Part of a data file
○ ○ ○ ○ ○ ○ ○

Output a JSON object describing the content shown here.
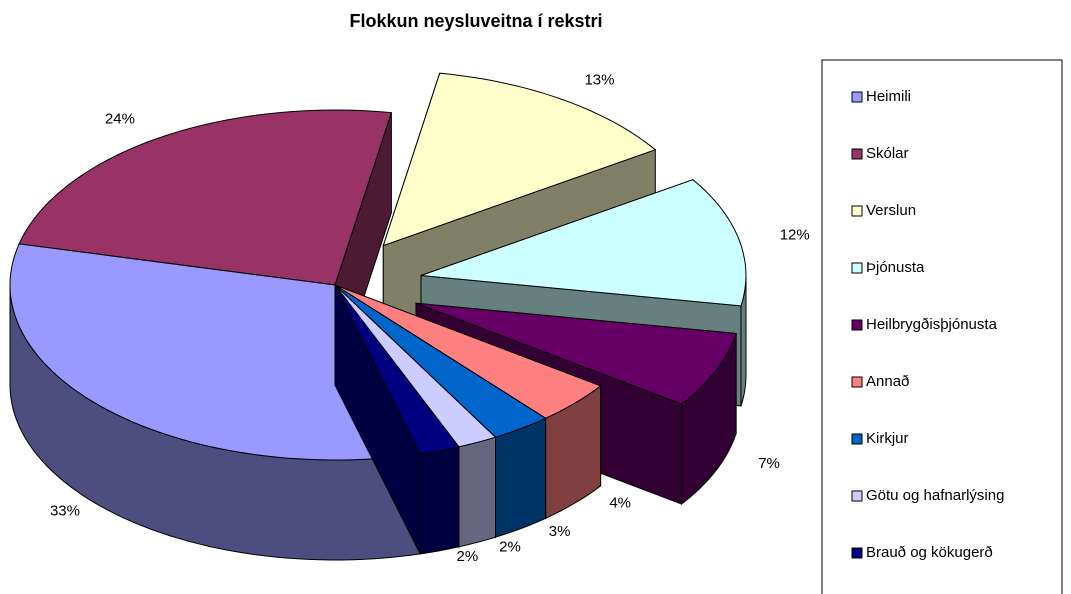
{
  "chart_data": {
    "type": "pie3d",
    "title": "Flokkun neysluveitna í rekstri",
    "categories": [
      "Heimili",
      "Skólar",
      "Verslun",
      "Þjónusta",
      "Heilbrygðisþjónusta",
      "Annað",
      "Kirkjur",
      "Götu og hafnarlýsing",
      "Brauð og kökugerð"
    ],
    "values": [
      33,
      24,
      13,
      12,
      7,
      4,
      3,
      2,
      2
    ],
    "value_labels": [
      "33%",
      "24%",
      "13%",
      "12%",
      "7%",
      "4%",
      "3%",
      "2%",
      "2%"
    ],
    "colors": [
      "#9999ff",
      "#993366",
      "#ffffcc",
      "#ccffff",
      "#660066",
      "#ff8080",
      "#0066cc",
      "#ccccff",
      "#000080"
    ],
    "legend": "right"
  }
}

○ ○ ○ ○ ○ ○ ○

What needs to be done =
Retype the entries word for word. Omit any images.

Solution for this exercise =
Output a JSON object describing the content shown here.
{
  "chart_data": {
    "type": "pie3d",
    "title": "Flokkun neysluveitna í rekstri",
    "categories": [
      "Heimili",
      "Skólar",
      "Verslun",
      "Þjónusta",
      "Heilbrygðisþjónusta",
      "Annað",
      "Kirkjur",
      "Götu og hafnarlýsing",
      "Brauð og kökugerð"
    ],
    "values": [
      33,
      24,
      13,
      12,
      7,
      4,
      3,
      2,
      2
    ],
    "value_labels": [
      "33%",
      "24%",
      "13%",
      "12%",
      "7%",
      "4%",
      "3%",
      "2%",
      "2%"
    ],
    "colors": [
      "#9999ff",
      "#993366",
      "#ffffcc",
      "#ccffff",
      "#660066",
      "#ff8080",
      "#0066cc",
      "#ccccff",
      "#000080"
    ],
    "legend": "right"
  }
}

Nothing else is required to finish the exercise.